## Problem details:
Repeat the records below exactly as they appear.

## Provided entries:
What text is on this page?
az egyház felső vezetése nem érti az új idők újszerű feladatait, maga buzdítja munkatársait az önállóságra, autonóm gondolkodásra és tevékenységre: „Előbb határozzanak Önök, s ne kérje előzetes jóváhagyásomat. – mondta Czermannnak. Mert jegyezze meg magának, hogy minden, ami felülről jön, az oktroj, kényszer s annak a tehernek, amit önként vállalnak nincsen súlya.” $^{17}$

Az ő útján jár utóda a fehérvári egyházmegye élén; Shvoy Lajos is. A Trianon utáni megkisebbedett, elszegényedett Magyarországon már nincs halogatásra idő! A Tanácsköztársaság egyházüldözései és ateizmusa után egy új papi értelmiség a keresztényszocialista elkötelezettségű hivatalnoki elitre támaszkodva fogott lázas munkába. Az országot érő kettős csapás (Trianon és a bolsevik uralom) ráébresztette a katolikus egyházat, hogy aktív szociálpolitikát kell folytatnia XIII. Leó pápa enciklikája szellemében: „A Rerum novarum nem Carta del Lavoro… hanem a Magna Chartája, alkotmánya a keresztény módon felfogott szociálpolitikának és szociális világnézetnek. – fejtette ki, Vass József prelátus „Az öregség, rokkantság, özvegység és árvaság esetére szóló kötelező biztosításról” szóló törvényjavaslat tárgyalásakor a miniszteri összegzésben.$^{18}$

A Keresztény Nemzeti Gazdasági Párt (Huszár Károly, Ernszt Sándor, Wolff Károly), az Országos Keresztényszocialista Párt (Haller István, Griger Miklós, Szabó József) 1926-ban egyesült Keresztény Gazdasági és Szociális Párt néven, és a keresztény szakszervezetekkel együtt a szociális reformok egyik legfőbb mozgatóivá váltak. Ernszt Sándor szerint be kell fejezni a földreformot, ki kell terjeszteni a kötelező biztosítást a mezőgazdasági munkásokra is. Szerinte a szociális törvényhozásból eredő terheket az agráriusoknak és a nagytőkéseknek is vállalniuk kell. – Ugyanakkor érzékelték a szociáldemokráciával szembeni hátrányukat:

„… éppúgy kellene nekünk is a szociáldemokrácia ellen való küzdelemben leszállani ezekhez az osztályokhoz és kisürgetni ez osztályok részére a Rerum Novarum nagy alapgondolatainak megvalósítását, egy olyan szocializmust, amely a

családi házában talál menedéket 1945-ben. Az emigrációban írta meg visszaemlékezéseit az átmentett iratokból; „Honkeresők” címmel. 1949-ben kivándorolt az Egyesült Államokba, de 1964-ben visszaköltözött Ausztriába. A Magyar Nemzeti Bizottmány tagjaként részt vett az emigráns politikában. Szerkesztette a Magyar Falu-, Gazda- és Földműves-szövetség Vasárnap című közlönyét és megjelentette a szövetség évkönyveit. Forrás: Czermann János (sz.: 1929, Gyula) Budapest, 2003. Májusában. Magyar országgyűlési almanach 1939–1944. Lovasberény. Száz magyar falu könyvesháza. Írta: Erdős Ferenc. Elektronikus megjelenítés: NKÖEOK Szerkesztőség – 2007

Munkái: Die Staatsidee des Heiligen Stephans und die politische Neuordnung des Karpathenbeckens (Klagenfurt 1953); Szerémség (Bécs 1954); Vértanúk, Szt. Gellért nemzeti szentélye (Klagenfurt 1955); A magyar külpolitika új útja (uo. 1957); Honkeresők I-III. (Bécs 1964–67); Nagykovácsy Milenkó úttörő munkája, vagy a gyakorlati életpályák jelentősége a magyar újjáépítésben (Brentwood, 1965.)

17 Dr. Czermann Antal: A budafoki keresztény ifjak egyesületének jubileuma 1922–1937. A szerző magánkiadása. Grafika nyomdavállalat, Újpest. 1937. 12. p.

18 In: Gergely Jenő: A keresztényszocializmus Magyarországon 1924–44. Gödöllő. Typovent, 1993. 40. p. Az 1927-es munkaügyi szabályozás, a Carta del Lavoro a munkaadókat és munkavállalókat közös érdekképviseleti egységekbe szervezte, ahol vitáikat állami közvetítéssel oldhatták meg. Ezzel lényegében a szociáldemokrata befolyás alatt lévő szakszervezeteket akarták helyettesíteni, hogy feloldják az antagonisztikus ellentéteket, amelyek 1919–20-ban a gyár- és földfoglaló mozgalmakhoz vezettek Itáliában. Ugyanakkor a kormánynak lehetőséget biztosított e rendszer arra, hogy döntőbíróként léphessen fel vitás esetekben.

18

## Full response:
What text is on this page?
az egyház felső vezetése nem érti az új idők újszerű feladatait, maga buzdítja munkatársait az önállóságra, autonóm gondolkodásra és tevékenységre: „Előbb határozzanak Önök, s ne kérje előzetes jóváhagyásomat. – mondta Czermannnak. Mert jegyezze meg magának, hogy minden, ami felülről jön, az oktroj, kényszer s annak a tehernek, amit önként vállalnak nincsen súlya.” $^{17}$

Az ő útján jár utóda a fehérvári egyházmegye élén; Shvoy Lajos is. A Trianon utáni megkisebbedett, elszegényedett Magyarországon már nincs halogatásra idő! A Tanácsköztársaság egyházüldözései és ateizmusa után egy új papi értelmiség a keresztényszocialista elkötelezettségű hivatalnoki elitre támaszkodva fogott lázas munkába. Az országot érő kettős csapás (Trianon és a bolsevik uralom) ráébresztette a katolikus egyházat, hogy aktív szociálpolitikát kell folytatnia XIII. Leó pápa enciklikája szellemében: „A Rerum novarum nem Carta del Lavoro… hanem a Magna Chartája, alkotmánya a keresztény módon felfogott szociálpolitikának és szociális világnézetnek. – fejtette ki, Vass József prelátus „Az öregség, rokkantság, özvegység és árvaság esetére szóló kötelező biztosításról” szóló törvényjavaslat tárgyalásakor a miniszteri összegzésben.$^{18}$

A Keresztény Nemzeti Gazdasági Párt (Huszár Károly, Ernszt Sándor, Wolff Károly), az Országos Keresztényszocialista Párt (Haller István, Griger Miklós, Szabó József) 1926-ban egyesült Keresztény Gazdasági és Szociális Párt néven, és a keresztény szakszervezetekkel együtt a szociális reformok egyik legfőbb mozgatóivá váltak. Ernszt Sándor szerint be kell fejezni a földreformot, ki kell terjeszteni a kötelező biztosítást a mezőgazdasági munkásokra is. Szerinte a szociális törvényhozásból eredő terheket az agráriusoknak és a nagytőkéseknek is vállalniuk kell. – Ugyanakkor érzékelték a szociáldemokráciával szembeni hátrányukat:

„… éppúgy kellene nekünk is a szociáldemokrácia ellen való küzdelemben leszállani ezekhez az osztályokhoz és kisürgetni ez osztályok részére a Rerum Novarum nagy alapgondolatainak megvalósítását, egy olyan szocializmust, amely a

családi házában talál menedéket 1945-ben. Az emigrációban írta meg visszaemlékezéseit az átmentett iratokból; „Honkeresők” címmel. 1949-ben kivándorolt az Egyesült Államokba, de 1964-ben visszaköltözött Ausztriába. A Magyar Nemzeti Bizottmány tagjaként részt vett az emigráns politikában. Szerkesztette a Magyar Falu-, Gazda- és Földműves-szövetség Vasárnap című közlönyét és megjelentette a szövetség évkönyveit. Forrás: Czermann János (sz.: 1929, Gyula) Budapest, 2003. Májusában. Magyar országgyűlési almanach 1939–1944. Lovasberény. Száz magyar falu könyvesháza. Írta: Erdős Ferenc. Elektronikus megjelenítés: NKÖEOK Szerkesztőség – 2007

Munkái: Die Staatsidee des Heiligen Stephans und die politische Neuordnung des Karpathenbeckens (Klagenfurt 1953); Szerémség (Bécs 1954); Vértanúk, Szt. Gellért nemzeti szentélye (Klagenfurt 1955); A magyar külpolitika új útja (uo. 1957); Honkeresők I-III. (Bécs 1964–67); Nagykovácsy Milenkó úttörő munkája, vagy a gyakorlati életpályák jelentősége a magyar újjáépítésben (Brentwood, 1965.)

17 Dr. Czermann Antal: A budafoki keresztény ifjak egyesületének jubileuma 1922–1937. A szerző magánkiadása. Grafika nyomdavállalat, Újpest. 1937. 12. p.

18 In: Gergely Jenő: A keresztényszocializmus Magyarországon 1924–44. Gödöllő. Typovent, 1993. 40. p. Az 1927-es munkaügyi szabályozás, a Carta del Lavoro a munkaadókat és munkavállalókat közös érdekképviseleti egységekbe szervezte, ahol vitáikat állami közvetítéssel oldhatták meg. Ezzel lényegében a szociáldemokrata befolyás alatt lévő szakszervezeteket akarták helyettesíteni, hogy feloldják az antagonisztikus ellentéteket, amelyek 1919–20-ban a gyár- és földfoglaló mozgalmakhoz vezettek Itáliában. Ugyanakkor a kormánynak lehetőséget biztosított e rendszer arra, hogy döntőbíróként léphessen fel vitás esetekben.

18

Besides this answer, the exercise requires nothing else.